━━━ Given records ━━━

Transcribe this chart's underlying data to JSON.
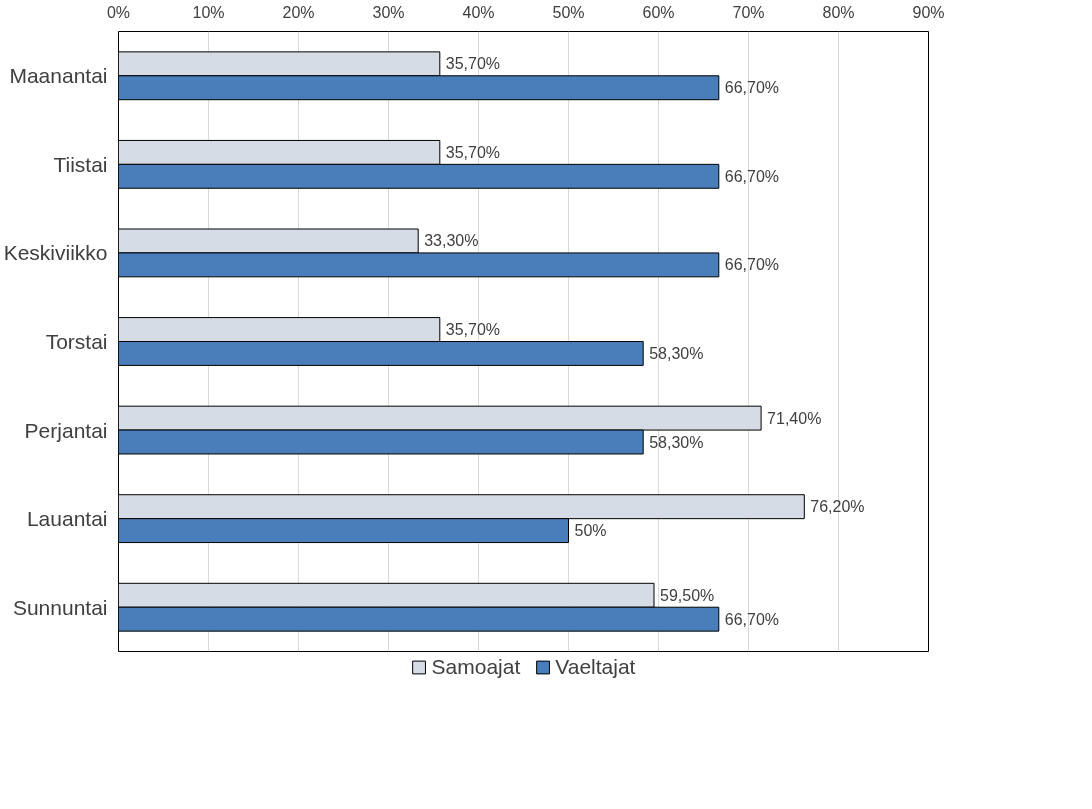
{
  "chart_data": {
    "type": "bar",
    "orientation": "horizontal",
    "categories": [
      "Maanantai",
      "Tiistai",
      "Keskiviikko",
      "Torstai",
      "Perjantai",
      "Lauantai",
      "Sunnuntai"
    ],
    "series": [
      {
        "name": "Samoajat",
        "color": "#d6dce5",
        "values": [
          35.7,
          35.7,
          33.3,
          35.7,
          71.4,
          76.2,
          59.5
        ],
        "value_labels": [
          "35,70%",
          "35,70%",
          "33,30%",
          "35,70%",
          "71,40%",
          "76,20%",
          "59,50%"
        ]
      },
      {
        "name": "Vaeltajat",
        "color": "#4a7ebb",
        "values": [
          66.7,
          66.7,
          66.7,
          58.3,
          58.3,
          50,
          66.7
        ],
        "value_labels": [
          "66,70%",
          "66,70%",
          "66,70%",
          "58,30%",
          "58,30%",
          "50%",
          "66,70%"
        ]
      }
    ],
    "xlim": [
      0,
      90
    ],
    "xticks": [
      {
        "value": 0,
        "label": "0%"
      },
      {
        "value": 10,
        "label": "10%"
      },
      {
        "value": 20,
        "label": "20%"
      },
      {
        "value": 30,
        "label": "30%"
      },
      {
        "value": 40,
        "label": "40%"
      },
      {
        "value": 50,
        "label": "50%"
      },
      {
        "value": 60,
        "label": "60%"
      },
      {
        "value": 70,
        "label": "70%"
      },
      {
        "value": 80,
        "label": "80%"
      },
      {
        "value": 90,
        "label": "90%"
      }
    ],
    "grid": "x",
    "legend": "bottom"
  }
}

━━━
━━━ Given records ━━━

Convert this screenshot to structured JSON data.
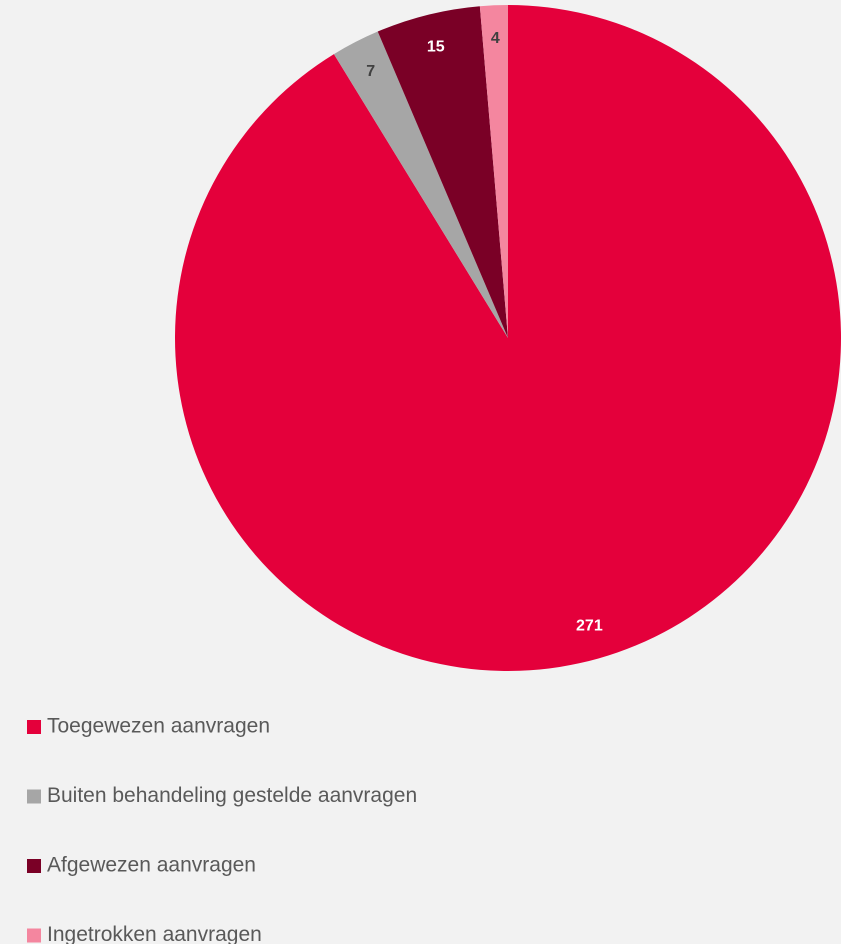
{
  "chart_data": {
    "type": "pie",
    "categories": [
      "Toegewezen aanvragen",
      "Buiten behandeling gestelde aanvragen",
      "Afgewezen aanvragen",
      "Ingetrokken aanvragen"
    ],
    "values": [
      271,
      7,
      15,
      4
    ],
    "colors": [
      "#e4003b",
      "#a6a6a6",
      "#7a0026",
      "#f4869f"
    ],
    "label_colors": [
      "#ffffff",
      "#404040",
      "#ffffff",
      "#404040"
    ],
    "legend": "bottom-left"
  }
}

━━━

- _Task to carry out_: Provide only the number of lines in the records containing the string "JSON".

- _Exercise output_: 2